[TASK PROMPT]:
Pick out the lines in the listing below that contain the word "JSON" and copy them.

[ENTRIES SHOWN]:
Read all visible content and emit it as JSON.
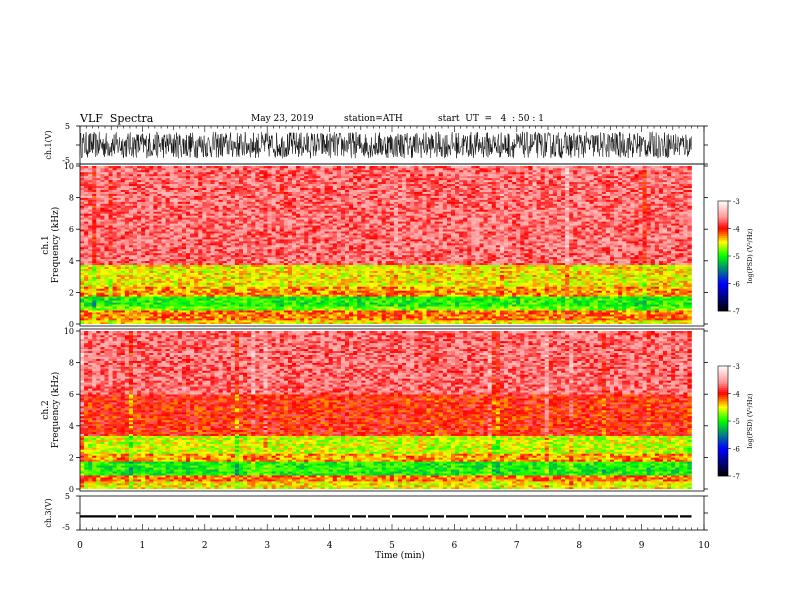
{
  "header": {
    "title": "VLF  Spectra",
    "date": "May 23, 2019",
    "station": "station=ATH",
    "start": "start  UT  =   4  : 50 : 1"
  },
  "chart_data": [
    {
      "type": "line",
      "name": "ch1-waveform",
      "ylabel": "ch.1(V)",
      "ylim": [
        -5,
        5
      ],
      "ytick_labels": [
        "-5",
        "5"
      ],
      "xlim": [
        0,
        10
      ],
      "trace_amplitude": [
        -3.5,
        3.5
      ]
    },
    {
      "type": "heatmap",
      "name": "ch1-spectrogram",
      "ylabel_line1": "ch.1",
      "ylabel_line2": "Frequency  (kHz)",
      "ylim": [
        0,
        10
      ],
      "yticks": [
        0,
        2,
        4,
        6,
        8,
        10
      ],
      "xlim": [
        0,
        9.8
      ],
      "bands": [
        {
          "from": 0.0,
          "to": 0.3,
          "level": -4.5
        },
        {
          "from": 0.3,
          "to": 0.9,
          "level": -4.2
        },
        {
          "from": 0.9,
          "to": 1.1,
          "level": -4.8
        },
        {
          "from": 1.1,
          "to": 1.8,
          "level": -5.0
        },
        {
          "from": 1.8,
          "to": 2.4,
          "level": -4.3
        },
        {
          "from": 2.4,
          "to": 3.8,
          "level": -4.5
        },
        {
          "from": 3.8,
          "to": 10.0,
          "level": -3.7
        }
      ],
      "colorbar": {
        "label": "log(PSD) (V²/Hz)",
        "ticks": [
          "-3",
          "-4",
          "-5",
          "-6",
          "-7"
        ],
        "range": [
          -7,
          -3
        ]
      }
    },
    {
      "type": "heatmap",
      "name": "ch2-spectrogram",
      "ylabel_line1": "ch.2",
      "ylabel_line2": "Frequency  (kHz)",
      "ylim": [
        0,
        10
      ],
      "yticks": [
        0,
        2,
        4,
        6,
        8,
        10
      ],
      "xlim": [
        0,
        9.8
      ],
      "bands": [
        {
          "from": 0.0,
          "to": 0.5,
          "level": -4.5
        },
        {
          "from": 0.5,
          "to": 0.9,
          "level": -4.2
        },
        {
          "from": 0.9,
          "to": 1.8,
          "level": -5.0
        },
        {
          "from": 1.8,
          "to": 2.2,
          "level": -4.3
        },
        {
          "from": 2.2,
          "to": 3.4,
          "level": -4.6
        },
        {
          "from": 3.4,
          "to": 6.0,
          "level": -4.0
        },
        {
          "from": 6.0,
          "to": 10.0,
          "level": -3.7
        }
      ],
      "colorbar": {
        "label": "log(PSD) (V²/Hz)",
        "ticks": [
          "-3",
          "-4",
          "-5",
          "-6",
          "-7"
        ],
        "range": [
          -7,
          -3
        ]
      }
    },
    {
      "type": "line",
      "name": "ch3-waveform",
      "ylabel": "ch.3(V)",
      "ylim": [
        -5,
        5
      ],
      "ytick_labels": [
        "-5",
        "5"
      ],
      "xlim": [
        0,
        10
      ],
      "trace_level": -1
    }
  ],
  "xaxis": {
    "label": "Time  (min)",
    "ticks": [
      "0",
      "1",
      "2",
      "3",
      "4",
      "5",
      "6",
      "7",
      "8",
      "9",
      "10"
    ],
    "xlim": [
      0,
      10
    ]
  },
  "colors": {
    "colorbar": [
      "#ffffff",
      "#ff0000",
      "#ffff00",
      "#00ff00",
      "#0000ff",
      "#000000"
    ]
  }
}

* * *

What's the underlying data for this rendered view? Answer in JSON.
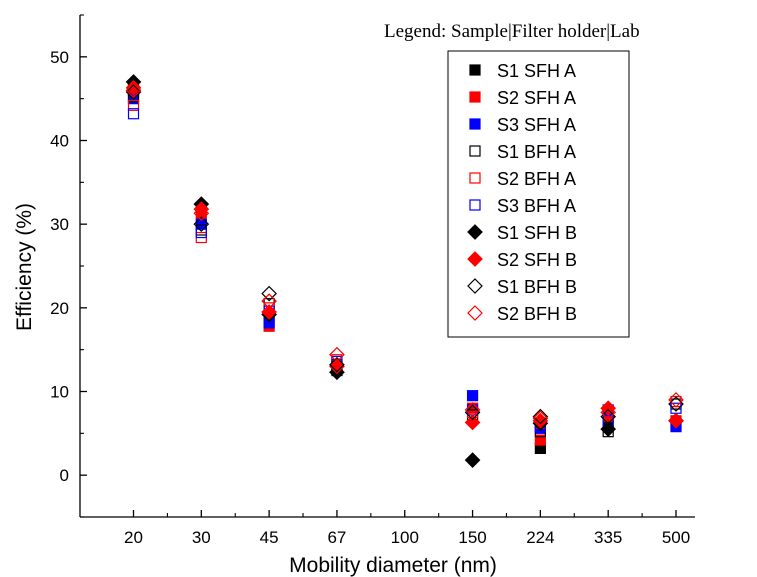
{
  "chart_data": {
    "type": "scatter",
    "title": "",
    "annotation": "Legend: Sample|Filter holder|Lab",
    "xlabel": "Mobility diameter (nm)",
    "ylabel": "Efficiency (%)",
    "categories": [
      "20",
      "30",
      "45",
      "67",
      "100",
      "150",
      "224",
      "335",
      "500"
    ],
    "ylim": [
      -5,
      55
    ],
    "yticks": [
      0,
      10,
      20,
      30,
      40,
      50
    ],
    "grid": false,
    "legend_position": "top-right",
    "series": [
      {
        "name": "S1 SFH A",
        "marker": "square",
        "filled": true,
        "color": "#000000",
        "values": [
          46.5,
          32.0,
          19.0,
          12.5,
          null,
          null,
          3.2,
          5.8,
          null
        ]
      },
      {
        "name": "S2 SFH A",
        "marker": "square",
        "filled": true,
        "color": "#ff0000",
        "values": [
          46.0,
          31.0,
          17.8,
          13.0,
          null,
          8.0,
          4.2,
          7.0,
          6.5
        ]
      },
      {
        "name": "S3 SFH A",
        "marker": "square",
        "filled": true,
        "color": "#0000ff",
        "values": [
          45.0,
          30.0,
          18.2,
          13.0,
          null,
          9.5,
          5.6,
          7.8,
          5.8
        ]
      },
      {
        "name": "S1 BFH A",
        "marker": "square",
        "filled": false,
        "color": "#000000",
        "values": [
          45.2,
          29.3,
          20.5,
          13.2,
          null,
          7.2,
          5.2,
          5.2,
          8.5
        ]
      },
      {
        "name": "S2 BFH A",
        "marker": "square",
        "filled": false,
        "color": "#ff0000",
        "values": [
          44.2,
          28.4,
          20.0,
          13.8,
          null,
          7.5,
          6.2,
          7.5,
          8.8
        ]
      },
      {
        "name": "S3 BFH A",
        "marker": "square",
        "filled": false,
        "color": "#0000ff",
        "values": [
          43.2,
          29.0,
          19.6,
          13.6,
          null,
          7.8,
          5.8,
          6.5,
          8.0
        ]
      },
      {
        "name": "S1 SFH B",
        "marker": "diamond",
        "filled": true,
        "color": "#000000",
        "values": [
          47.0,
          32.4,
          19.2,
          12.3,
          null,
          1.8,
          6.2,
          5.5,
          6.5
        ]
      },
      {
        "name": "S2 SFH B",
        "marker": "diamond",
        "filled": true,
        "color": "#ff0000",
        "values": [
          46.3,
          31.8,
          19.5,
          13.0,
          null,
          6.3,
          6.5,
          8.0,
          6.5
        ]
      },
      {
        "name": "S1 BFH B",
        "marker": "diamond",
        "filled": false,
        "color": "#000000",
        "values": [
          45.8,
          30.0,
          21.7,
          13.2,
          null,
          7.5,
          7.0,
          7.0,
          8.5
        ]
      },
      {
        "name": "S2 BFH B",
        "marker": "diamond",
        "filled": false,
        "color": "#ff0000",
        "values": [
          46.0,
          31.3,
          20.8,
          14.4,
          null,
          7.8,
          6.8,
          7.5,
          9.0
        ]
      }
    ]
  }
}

--

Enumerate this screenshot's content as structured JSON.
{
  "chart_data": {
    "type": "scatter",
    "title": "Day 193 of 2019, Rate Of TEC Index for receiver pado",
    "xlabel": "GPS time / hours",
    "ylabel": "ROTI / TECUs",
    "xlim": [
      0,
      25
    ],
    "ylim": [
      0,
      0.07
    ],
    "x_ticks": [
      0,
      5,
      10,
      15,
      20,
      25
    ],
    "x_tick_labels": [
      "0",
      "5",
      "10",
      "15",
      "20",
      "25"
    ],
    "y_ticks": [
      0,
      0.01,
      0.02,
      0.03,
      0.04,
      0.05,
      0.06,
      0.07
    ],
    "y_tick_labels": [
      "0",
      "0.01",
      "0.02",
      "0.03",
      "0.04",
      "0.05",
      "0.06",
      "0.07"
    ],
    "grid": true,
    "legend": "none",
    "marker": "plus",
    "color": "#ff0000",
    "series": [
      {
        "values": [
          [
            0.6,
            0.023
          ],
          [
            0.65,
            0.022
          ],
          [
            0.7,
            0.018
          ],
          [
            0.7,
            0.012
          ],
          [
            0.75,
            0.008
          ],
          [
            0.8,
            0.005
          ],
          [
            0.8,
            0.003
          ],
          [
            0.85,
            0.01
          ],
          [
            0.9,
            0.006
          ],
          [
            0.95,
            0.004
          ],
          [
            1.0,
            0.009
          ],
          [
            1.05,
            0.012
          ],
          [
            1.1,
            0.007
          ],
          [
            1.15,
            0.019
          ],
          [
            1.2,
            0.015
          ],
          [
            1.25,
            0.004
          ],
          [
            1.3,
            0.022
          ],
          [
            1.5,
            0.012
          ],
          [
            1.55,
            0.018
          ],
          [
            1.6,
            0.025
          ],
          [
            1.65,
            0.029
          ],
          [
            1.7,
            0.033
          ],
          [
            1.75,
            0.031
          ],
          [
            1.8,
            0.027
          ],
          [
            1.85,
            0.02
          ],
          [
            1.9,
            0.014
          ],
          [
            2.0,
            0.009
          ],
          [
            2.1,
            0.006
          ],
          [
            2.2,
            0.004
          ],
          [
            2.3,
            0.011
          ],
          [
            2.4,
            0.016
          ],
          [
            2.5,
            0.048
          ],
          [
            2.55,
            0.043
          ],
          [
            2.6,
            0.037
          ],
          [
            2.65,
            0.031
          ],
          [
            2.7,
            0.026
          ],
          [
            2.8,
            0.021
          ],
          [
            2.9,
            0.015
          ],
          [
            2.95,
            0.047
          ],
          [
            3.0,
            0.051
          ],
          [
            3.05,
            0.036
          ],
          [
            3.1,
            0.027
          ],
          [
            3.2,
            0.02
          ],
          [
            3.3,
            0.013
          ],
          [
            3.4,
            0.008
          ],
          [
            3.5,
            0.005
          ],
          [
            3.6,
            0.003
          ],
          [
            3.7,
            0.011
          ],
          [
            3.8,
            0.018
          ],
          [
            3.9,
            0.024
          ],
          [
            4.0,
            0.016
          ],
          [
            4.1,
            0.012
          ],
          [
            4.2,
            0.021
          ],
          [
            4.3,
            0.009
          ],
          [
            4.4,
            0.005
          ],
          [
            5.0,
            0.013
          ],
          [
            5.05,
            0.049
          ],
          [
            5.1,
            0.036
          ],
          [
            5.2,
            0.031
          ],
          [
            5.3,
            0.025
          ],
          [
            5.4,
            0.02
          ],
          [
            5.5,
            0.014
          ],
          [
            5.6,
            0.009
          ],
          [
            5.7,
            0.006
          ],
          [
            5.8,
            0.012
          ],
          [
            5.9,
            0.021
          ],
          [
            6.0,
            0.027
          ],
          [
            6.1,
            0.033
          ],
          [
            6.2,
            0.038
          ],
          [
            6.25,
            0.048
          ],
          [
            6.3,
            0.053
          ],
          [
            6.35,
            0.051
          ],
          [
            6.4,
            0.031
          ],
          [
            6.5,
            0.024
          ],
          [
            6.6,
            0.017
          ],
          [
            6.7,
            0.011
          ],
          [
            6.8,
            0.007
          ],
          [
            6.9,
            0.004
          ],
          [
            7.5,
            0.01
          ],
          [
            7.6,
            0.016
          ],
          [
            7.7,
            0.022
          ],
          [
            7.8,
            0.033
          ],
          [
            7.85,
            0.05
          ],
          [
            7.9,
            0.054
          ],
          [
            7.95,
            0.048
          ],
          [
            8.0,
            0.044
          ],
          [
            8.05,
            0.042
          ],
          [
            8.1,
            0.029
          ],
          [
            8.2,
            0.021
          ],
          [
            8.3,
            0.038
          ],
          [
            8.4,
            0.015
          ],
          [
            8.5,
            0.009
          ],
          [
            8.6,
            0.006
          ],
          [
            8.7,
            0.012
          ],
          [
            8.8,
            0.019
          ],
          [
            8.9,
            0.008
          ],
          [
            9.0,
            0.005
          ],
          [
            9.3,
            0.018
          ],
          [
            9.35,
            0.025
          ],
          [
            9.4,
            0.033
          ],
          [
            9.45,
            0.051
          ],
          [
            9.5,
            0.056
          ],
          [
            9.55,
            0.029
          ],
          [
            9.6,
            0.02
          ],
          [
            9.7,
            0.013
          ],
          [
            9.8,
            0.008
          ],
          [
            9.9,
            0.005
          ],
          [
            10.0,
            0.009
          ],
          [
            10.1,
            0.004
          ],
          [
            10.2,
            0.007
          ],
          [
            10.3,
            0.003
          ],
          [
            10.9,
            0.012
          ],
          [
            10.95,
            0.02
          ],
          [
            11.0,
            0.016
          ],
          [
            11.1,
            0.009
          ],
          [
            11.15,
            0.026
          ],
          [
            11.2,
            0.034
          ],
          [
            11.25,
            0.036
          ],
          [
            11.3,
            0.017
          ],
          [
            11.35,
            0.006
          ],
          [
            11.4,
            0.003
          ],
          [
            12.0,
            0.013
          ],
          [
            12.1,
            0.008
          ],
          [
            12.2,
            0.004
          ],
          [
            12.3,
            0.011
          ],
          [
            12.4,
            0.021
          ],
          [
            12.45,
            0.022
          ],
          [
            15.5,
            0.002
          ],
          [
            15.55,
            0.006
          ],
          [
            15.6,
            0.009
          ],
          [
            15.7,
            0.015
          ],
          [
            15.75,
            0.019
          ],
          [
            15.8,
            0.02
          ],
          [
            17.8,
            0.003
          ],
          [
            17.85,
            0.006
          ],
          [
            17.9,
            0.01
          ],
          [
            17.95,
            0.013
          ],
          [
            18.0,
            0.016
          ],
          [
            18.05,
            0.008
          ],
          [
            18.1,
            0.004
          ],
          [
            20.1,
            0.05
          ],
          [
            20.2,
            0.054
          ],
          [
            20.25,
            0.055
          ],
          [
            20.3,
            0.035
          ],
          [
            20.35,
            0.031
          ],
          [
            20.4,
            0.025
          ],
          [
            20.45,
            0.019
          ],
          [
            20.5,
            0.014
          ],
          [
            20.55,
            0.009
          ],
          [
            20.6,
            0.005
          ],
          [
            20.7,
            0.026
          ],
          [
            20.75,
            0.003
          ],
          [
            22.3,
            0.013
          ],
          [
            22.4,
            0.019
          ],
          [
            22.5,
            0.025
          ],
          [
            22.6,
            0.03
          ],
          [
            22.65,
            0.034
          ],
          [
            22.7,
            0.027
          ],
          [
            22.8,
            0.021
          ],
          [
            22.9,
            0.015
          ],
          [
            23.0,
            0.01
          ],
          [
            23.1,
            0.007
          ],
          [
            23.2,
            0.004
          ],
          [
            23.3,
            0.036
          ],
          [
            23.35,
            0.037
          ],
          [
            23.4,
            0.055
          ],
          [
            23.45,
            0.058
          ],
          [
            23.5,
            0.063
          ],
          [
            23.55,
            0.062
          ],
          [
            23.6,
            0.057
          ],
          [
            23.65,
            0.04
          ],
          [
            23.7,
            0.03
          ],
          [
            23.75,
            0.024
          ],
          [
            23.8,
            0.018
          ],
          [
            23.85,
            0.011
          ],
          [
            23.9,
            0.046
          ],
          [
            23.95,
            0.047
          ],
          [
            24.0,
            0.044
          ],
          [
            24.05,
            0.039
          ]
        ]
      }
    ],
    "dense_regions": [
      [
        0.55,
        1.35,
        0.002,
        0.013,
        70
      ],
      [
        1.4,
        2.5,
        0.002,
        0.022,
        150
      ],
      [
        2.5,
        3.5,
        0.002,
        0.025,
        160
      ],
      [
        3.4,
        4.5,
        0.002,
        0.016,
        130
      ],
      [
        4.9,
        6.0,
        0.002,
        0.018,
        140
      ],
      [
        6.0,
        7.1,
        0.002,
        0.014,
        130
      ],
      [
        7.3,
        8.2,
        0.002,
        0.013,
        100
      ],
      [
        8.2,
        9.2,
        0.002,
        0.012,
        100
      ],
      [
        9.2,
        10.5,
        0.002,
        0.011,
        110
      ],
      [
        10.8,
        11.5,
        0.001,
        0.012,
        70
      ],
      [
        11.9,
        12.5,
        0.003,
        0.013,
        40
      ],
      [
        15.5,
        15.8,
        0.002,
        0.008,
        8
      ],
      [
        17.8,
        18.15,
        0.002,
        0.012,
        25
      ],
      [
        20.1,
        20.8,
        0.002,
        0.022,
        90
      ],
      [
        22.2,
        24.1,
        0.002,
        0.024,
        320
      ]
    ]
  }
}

[FINAL RESULT]:
Read all visible content and emit it as JSON.
What's the underlying data for this rendered view? Answer in JSON.
Enumerate this screenshot's content as structured JSON.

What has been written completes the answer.